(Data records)
** BEGIN **

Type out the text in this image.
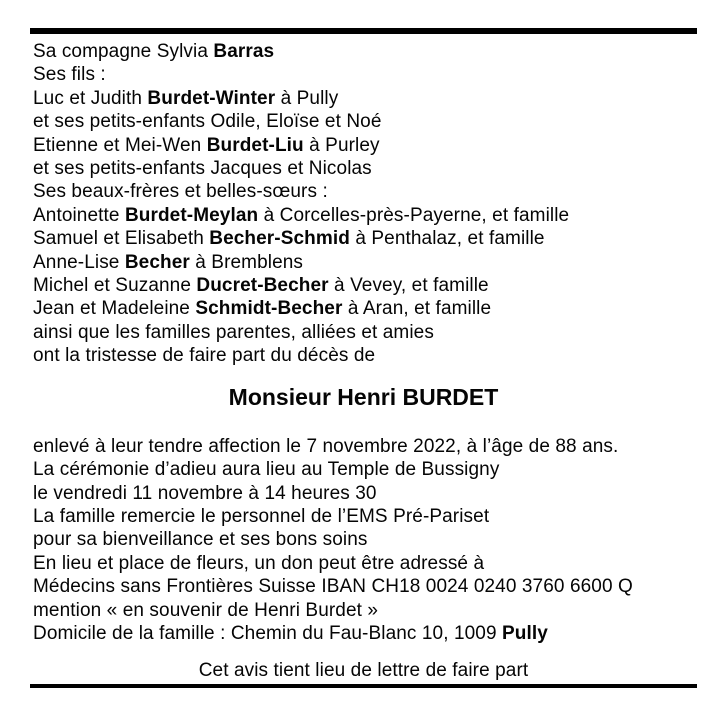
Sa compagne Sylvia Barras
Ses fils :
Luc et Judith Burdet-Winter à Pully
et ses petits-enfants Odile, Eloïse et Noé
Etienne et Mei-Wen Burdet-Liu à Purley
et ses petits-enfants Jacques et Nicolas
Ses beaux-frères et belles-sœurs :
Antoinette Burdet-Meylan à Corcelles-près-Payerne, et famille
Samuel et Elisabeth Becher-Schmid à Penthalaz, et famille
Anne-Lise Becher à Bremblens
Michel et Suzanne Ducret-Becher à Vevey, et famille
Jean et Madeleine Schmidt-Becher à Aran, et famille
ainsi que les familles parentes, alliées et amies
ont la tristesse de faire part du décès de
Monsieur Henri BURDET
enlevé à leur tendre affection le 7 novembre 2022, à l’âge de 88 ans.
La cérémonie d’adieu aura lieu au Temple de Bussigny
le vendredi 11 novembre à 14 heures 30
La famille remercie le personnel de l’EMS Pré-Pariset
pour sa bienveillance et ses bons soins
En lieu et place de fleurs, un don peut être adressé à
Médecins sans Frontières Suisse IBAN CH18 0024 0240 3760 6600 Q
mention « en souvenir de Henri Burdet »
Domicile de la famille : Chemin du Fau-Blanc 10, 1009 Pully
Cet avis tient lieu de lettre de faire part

** END **

Stated task >> Pictures stay out of the copy; please restate every record above exactly.

Response below >>
Type out the text in this image.
Sa compagne Sylvia Barras
Ses fils :
Luc et Judith Burdet-Winter à Pully
et ses petits-enfants Odile, Eloïse et Noé
Etienne et Mei-Wen Burdet-Liu à Purley
et ses petits-enfants Jacques et Nicolas
Ses beaux-frères et belles-sœurs :
Antoinette Burdet-Meylan à Corcelles-près-Payerne, et famille
Samuel et Elisabeth Becher-Schmid à Penthalaz, et famille
Anne-Lise Becher à Bremblens
Michel et Suzanne Ducret-Becher à Vevey, et famille
Jean et Madeleine Schmidt-Becher à Aran, et famille
ainsi que les familles parentes, alliées et amies
ont la tristesse de faire part du décès de
Monsieur Henri BURDET
enlevé à leur tendre affection le 7 novembre 2022, à l’âge de 88 ans.
La cérémonie d’adieu aura lieu au Temple de Bussigny
le vendredi 11 novembre à 14 heures 30
La famille remercie le personnel de l’EMS Pré-Pariset
pour sa bienveillance et ses bons soins
En lieu et place de fleurs, un don peut être adressé à
Médecins sans Frontières Suisse IBAN CH18 0024 0240 3760 6600 Q
mention « en souvenir de Henri Burdet »
Domicile de la famille : Chemin du Fau-Blanc 10, 1009 Pully
Cet avis tient lieu de lettre de faire part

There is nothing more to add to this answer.